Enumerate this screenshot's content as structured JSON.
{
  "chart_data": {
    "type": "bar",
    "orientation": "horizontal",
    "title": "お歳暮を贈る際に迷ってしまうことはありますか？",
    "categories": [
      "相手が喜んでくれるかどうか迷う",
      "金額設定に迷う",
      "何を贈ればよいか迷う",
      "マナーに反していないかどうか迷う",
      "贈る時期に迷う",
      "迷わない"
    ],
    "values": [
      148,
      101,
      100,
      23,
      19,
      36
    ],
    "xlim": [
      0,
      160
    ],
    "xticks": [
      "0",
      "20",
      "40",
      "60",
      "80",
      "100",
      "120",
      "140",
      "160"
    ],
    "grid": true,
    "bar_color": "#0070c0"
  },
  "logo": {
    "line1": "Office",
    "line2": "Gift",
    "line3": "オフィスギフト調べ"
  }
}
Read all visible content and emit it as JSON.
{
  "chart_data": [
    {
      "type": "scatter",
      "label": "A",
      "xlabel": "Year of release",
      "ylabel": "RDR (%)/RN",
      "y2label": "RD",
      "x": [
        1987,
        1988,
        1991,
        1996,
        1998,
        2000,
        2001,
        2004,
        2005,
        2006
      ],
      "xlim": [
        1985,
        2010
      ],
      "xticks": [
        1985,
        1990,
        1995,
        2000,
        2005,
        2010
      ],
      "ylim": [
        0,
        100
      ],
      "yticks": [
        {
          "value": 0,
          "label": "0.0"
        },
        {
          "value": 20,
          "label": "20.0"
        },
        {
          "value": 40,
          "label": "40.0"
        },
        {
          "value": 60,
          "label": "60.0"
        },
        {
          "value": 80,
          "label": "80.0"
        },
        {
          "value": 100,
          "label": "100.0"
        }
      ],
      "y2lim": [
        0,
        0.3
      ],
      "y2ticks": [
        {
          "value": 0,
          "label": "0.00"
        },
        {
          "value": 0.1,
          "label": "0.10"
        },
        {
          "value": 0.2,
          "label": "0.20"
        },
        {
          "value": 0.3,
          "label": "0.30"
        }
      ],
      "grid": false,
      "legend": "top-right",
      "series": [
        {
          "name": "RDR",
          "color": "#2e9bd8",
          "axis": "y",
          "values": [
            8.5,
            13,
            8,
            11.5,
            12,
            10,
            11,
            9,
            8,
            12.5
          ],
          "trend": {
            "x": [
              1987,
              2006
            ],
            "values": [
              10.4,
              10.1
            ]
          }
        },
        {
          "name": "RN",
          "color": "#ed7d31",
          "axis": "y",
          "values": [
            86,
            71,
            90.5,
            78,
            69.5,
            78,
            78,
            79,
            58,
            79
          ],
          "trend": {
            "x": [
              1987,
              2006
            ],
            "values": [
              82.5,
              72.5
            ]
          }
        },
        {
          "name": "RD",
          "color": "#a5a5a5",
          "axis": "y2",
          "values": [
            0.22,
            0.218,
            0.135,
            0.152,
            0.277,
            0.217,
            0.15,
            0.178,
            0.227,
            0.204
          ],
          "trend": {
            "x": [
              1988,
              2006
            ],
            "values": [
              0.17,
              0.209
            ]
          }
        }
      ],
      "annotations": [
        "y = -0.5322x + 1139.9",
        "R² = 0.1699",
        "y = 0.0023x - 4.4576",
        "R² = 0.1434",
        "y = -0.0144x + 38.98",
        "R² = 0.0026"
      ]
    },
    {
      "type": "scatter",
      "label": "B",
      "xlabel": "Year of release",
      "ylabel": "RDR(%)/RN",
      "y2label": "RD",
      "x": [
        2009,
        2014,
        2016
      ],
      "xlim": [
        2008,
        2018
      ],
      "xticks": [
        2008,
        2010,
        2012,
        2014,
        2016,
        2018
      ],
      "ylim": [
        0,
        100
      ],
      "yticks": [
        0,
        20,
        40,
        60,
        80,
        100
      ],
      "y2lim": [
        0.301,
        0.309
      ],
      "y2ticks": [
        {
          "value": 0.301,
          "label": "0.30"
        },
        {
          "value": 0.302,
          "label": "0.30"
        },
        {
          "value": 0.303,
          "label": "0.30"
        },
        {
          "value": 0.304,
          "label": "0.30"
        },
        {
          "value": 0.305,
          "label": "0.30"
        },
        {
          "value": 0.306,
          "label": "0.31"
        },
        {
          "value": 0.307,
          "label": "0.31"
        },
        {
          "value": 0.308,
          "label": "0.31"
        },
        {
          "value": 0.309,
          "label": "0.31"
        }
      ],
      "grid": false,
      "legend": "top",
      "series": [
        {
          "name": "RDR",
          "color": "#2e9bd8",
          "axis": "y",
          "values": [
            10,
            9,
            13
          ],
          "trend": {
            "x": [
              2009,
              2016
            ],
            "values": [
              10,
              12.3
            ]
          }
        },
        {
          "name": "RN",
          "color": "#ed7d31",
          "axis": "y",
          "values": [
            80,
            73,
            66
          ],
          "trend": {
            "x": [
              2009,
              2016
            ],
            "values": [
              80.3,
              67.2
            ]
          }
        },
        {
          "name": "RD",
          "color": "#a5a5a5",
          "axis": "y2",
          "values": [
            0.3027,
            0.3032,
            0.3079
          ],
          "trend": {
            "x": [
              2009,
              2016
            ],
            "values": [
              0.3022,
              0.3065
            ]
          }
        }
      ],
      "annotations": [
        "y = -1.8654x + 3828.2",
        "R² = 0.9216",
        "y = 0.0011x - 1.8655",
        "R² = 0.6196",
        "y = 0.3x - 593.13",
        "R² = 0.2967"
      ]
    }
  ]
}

▸ **To be done**
All entries must be repeated verbatim.

▸ **Result for this exercise**
Enumerate this screenshot's content as structured JSON.
{
  "chart_data": {
    "type": "bar",
    "orientation": "horizontal",
    "title": "お歳暮を贈る際に迷ってしまうことはありますか？",
    "categories": [
      "相手が喜んでくれるかどうか迷う",
      "金額設定に迷う",
      "何を贈ればよいか迷う",
      "マナーに反していないかどうか迷う",
      "贈る時期に迷う",
      "迷わない"
    ],
    "values": [
      148,
      101,
      100,
      23,
      19,
      36
    ],
    "xlim": [
      0,
      160
    ],
    "xticks": [
      "0",
      "20",
      "40",
      "60",
      "80",
      "100",
      "120",
      "140",
      "160"
    ],
    "grid": true,
    "bar_color": "#0070c0"
  },
  "logo": {
    "line1": "Office",
    "line2": "Gift",
    "line3": "オフィスギフト調べ"
  }
}
Read all visible content and emit it as JSON.
{
  "chart_data": [
    {
      "type": "scatter",
      "label": "A",
      "xlabel": "Year of release",
      "ylabel": "RDR (%)/RN",
      "y2label": "RD",
      "x": [
        1987,
        1988,
        1991,
        1996,
        1998,
        2000,
        2001,
        2004,
        2005,
        2006
      ],
      "xlim": [
        1985,
        2010
      ],
      "xticks": [
        1985,
        1990,
        1995,
        2000,
        2005,
        2010
      ],
      "ylim": [
        0,
        100
      ],
      "yticks": [
        {
          "value": 0,
          "label": "0.0"
        },
        {
          "value": 20,
          "label": "20.0"
        },
        {
          "value": 40,
          "label": "40.0"
        },
        {
          "value": 60,
          "label": "60.0"
        },
        {
          "value": 80,
          "label": "80.0"
        },
        {
          "value": 100,
          "label": "100.0"
        }
      ],
      "y2lim": [
        0,
        0.3
      ],
      "y2ticks": [
        {
          "value": 0,
          "label": "0.00"
        },
        {
          "value": 0.1,
          "label": "0.10"
        },
        {
          "value": 0.2,
          "label": "0.20"
        },
        {
          "value": 0.3,
          "label": "0.30"
        }
      ],
      "grid": false,
      "legend": "top-right",
      "series": [
        {
          "name": "RDR",
          "color": "#2e9bd8",
          "axis": "y",
          "values": [
            8.5,
            13,
            8,
            11.5,
            12,
            10,
            11,
            9,
            8,
            12.5
          ],
          "trend": {
            "x": [
              1987,
              2006
            ],
            "values": [
              10.4,
              10.1
            ]
          }
        },
        {
          "name": "RN",
          "color": "#ed7d31",
          "axis": "y",
          "values": [
            86,
            71,
            90.5,
            78,
            69.5,
            78,
            78,
            79,
            58,
            79
          ],
          "trend": {
            "x": [
              1987,
              2006
            ],
            "values": [
              82.5,
              72.5
            ]
          }
        },
        {
          "name": "RD",
          "color": "#a5a5a5",
          "axis": "y2",
          "values": [
            0.22,
            0.218,
            0.135,
            0.152,
            0.277,
            0.217,
            0.15,
            0.178,
            0.227,
            0.204
          ],
          "trend": {
            "x": [
              1988,
              2006
            ],
            "values": [
              0.17,
              0.209
            ]
          }
        }
      ],
      "annotations": [
        "y = -0.5322x + 1139.9",
        "R² = 0.1699",
        "y = 0.0023x - 4.4576",
        "R² = 0.1434",
        "y = -0.0144x + 38.98",
        "R² = 0.0026"
      ]
    },
    {
      "type": "scatter",
      "label": "B",
      "xlabel": "Year of release",
      "ylabel": "RDR(%)/RN",
      "y2label": "RD",
      "x": [
        2009,
        2014,
        2016
      ],
      "xlim": [
        2008,
        2018
      ],
      "xticks": [
        2008,
        2010,
        2012,
        2014,
        2016,
        2018
      ],
      "ylim": [
        0,
        100
      ],
      "yticks": [
        0,
        20,
        40,
        60,
        80,
        100
      ],
      "y2lim": [
        0.301,
        0.309
      ],
      "y2ticks": [
        {
          "value": 0.301,
          "label": "0.30"
        },
        {
          "value": 0.302,
          "label": "0.30"
        },
        {
          "value": 0.303,
          "label": "0.30"
        },
        {
          "value": 0.304,
          "label": "0.30"
        },
        {
          "value": 0.305,
          "label": "0.30"
        },
        {
          "value": 0.306,
          "label": "0.31"
        },
        {
          "value": 0.307,
          "label": "0.31"
        },
        {
          "value": 0.308,
          "label": "0.31"
        },
        {
          "value": 0.309,
          "label": "0.31"
        }
      ],
      "grid": false,
      "legend": "top",
      "series": [
        {
          "name": "RDR",
          "color": "#2e9bd8",
          "axis": "y",
          "values": [
            10,
            9,
            13
          ],
          "trend": {
            "x": [
              2009,
              2016
            ],
            "values": [
              10,
              12.3
            ]
          }
        },
        {
          "name": "RN",
          "color": "#ed7d31",
          "axis": "y",
          "values": [
            80,
            73,
            66
          ],
          "trend": {
            "x": [
              2009,
              2016
            ],
            "values": [
              80.3,
              67.2
            ]
          }
        },
        {
          "name": "RD",
          "color": "#a5a5a5",
          "axis": "y2",
          "values": [
            0.3027,
            0.3032,
            0.3079
          ],
          "trend": {
            "x": [
              2009,
              2016
            ],
            "values": [
              0.3022,
              0.3065
            ]
          }
        }
      ],
      "annotations": [
        "y = -1.8654x + 3828.2",
        "R² = 0.9216",
        "y = 0.0011x - 1.8655",
        "R² = 0.6196",
        "y = 0.3x - 593.13",
        "R² = 0.2967"
      ]
    }
  ]
}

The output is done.